Aim of the task: Your job is to retype all of the data word for word, leaving every image out.

** START OF Stored records **

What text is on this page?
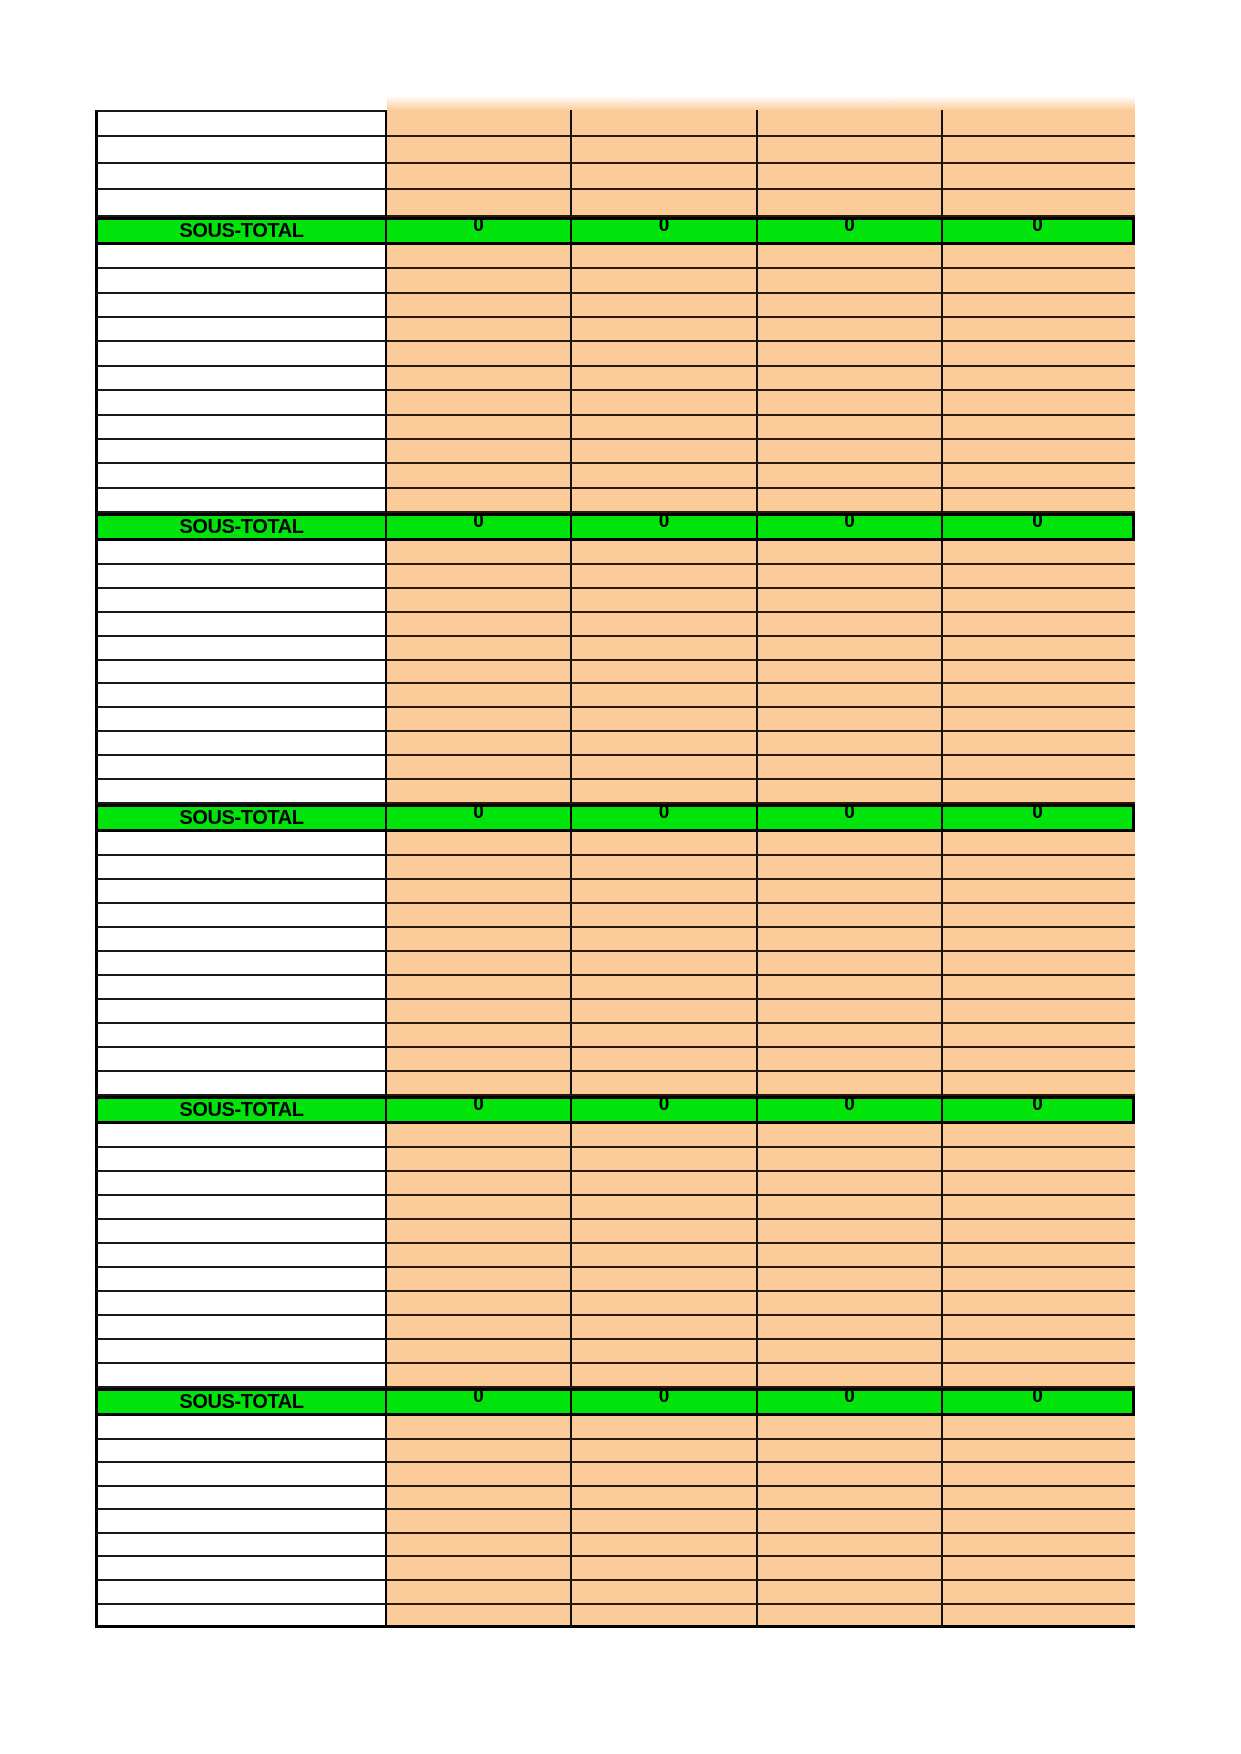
SOUS-TOTAL	0	0	0	0
SOUS-TOTAL	0	0	0	0
SOUS-TOTAL	0	0	0	0
SOUS-TOTAL	0	0	0	0
SOUS-TOTAL	0	0	0	0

** END OF Stored records **

Response to the task:
What text is on this page?
SOUS-TOTAL	0	0	0	0
SOUS-TOTAL	0	0	0	0
SOUS-TOTAL	0	0	0	0
SOUS-TOTAL	0	0	0	0
SOUS-TOTAL	0	0	0	0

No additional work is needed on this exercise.